## CONSIGNE
Poursuivez le billet sur les joueurs qualifiés de « grognards » à partir de sa dernière phrase.

## EXTRAIT SOURCE

03/05/2017 | Paul Dussault

Ils grognaient mais le suivaient toujours, par Auguste Raffet (1836)
Ils grognaient mais le suivaient toujours, par Auguste Raffet (1836)
  1. Joueur spécialisé dans les jeux de guerre de type « pions et hexagones », les simulations historiques réalistes et complexes ou les jeux monstres.
  2. Joueur vétéran, féru d’histoire militaire, avec une préférence marquée pour les jeux « à l’ancienne » (années 70) et qui se montre volontiers critique à l’endroit des jeux et systèmes plus modernes et de leurs adeptes.
  3. Dans le jeu historique et le jeu de rôle, joueur qui préfére systématiquement les versions antérieures des règles aux nouvelles.

Ils m’appellent grognard
Je ne suis qu’un joueur
Chacun a son propre style
J’aime les vieux jeux
Tu aimes les nouveaux jeux
Quand tu auras mon âge, tes nouveaux jeux seront vieux

Diamond Cross

Qu’est-ce qui va vous arriver si vous traitez un joueur de grognard?

## DONNÉES SOURCES
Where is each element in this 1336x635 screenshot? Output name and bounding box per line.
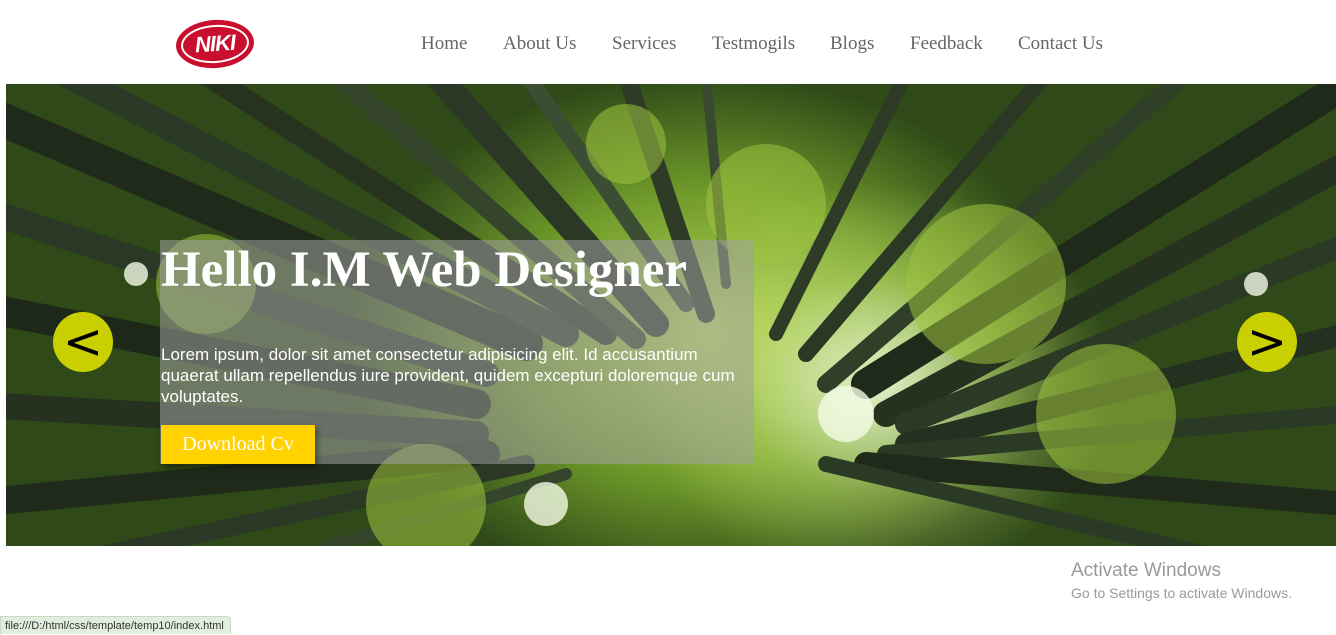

## RÉPONSE ATTENDUE
Il sera peut-être ravi que vous saluiez son expertise militaire, son appétit pour les livrets de règles fleuve et le réalisme détaillé, son esprit critique et son franc-parler. Ou il s’offusquera que vous le voyiez comme un réactionnaire réfugié dans les jeux vieillots, désuets au graphisme suranné – un joueur rétro intransigeant qui se méfie de tout ce qui est nouveau et populaire. Ou une sorte de mésadapté nostalgique de l’Âge d’or des jeux de guerre qu’ont été les années 1970.

Le fait est qu’on ne s’entend pas même à savoir si grognard est un compliment, une injure ou une moquerie.

Et la plupart des glossaires ne sont d’aucun secours: ils définissent grognard comme synonyme d’amateur de jeux historiques ou militaires, de wargamer.

Tous les wargamers ne sont pas des grognards.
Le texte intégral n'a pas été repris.